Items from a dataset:
______________________________

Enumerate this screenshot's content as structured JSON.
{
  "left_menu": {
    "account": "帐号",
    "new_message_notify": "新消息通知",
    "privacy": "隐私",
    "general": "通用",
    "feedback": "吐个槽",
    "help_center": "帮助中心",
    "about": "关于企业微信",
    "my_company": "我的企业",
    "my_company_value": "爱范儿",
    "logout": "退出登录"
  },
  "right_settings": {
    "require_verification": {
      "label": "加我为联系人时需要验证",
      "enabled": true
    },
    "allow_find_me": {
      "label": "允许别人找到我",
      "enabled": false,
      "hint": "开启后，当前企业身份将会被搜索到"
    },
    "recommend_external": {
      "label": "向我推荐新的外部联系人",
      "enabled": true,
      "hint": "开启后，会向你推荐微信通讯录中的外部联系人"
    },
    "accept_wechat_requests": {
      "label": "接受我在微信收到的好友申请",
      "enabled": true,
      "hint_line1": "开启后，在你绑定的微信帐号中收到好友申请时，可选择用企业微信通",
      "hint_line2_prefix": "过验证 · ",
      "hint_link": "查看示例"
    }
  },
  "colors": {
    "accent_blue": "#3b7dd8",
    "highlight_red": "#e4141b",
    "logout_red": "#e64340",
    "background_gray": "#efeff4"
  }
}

______________________________

» **Objective**: Every record should be repeated exactly; please leave none out.

» **Complete answer**:
Enumerate this screenshot's content as structured JSON.
{
  "left_menu": {
    "account": "帐号",
    "new_message_notify": "新消息通知",
    "privacy": "隐私",
    "general": "通用",
    "feedback": "吐个槽",
    "help_center": "帮助中心",
    "about": "关于企业微信",
    "my_company": "我的企业",
    "my_company_value": "爱范儿",
    "logout": "退出登录"
  },
  "right_settings": {
    "require_verification": {
      "label": "加我为联系人时需要验证",
      "enabled": true
    },
    "allow_find_me": {
      "label": "允许别人找到我",
      "enabled": false,
      "hint": "开启后，当前企业身份将会被搜索到"
    },
    "recommend_external": {
      "label": "向我推荐新的外部联系人",
      "enabled": true,
      "hint": "开启后，会向你推荐微信通讯录中的外部联系人"
    },
    "accept_wechat_requests": {
      "label": "接受我在微信收到的好友申请",
      "enabled": true,
      "hint_line1": "开启后，在你绑定的微信帐号中收到好友申请时，可选择用企业微信通",
      "hint_line2_prefix": "过验证 · ",
      "hint_link": "查看示例"
    }
  },
  "colors": {
    "accent_blue": "#3b7dd8",
    "highlight_red": "#e4141b",
    "logout_red": "#e64340",
    "background_gray": "#efeff4"
  }
}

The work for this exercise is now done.